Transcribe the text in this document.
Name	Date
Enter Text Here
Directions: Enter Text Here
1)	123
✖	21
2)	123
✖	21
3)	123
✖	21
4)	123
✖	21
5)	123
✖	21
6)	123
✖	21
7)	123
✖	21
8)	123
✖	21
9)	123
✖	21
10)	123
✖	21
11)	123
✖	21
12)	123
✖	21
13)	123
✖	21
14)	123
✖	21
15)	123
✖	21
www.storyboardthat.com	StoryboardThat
^^^^^^^^
Please return the data above exactly as given.

Right answer:
Transcribe the text in this document.
Name	Date
Enter Text Here
Directions: Enter Text Here
1)	123
✖	21
2)	123
✖	21
3)	123
✖	21
4)	123
✖	21
5)	123
✖	21
6)	123
✖	21
7)	123
✖	21
8)	123
✖	21
9)	123
✖	21
10)	123
✖	21
11)	123
✖	21
12)	123
✖	21
13)	123
✖	21
14)	123
✖	21
15)	123
✖	21
www.storyboardthat.com	StoryboardThat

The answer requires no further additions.